--- Start Input data ---

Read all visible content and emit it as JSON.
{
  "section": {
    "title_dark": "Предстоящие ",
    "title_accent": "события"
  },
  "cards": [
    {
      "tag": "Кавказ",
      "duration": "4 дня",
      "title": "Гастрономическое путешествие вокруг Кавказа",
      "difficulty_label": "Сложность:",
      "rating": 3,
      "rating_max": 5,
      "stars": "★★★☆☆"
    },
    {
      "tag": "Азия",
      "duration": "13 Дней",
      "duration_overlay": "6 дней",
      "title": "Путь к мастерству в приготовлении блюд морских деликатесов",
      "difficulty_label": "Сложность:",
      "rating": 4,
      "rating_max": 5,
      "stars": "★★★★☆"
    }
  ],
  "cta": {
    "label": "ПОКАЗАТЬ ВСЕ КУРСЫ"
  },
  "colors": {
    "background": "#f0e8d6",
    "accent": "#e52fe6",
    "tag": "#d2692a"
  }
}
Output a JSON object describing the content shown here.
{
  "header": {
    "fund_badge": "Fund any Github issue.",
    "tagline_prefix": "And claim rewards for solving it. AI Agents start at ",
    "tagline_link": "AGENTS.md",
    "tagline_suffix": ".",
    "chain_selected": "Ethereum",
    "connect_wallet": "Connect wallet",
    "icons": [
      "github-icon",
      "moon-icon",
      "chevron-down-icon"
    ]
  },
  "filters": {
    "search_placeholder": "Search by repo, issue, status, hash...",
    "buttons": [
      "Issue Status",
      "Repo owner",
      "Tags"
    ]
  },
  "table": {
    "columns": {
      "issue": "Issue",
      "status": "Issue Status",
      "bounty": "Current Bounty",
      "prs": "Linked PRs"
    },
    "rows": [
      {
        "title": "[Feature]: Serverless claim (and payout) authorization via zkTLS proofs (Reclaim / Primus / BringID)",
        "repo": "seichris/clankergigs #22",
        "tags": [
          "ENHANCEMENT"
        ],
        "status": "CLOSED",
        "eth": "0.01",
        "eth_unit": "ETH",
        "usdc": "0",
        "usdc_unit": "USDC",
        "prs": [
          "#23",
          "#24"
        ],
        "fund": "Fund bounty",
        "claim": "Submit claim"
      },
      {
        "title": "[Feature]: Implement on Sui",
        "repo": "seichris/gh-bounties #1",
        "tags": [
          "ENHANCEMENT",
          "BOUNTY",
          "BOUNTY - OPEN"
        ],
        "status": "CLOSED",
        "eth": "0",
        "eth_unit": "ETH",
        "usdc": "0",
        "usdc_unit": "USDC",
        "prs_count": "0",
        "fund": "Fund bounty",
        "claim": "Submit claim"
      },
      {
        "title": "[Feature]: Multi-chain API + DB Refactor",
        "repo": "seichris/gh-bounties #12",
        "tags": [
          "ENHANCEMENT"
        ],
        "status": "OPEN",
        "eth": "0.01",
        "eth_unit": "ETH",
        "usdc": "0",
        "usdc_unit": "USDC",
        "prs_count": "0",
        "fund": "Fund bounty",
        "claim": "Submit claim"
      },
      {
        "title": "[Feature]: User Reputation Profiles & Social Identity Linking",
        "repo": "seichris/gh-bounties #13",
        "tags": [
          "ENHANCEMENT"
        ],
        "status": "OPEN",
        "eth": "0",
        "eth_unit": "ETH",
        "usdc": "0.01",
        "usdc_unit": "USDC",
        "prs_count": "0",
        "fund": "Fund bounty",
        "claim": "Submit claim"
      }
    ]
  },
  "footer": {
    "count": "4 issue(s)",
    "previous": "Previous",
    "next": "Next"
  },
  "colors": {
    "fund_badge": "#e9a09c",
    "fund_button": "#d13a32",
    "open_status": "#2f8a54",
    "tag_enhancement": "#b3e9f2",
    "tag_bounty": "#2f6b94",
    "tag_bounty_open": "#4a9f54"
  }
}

--- End Input data ---

* [Exercise objective] Only the number is wanted: how many lines in the data include the word "JSON"?

* [The reply] 2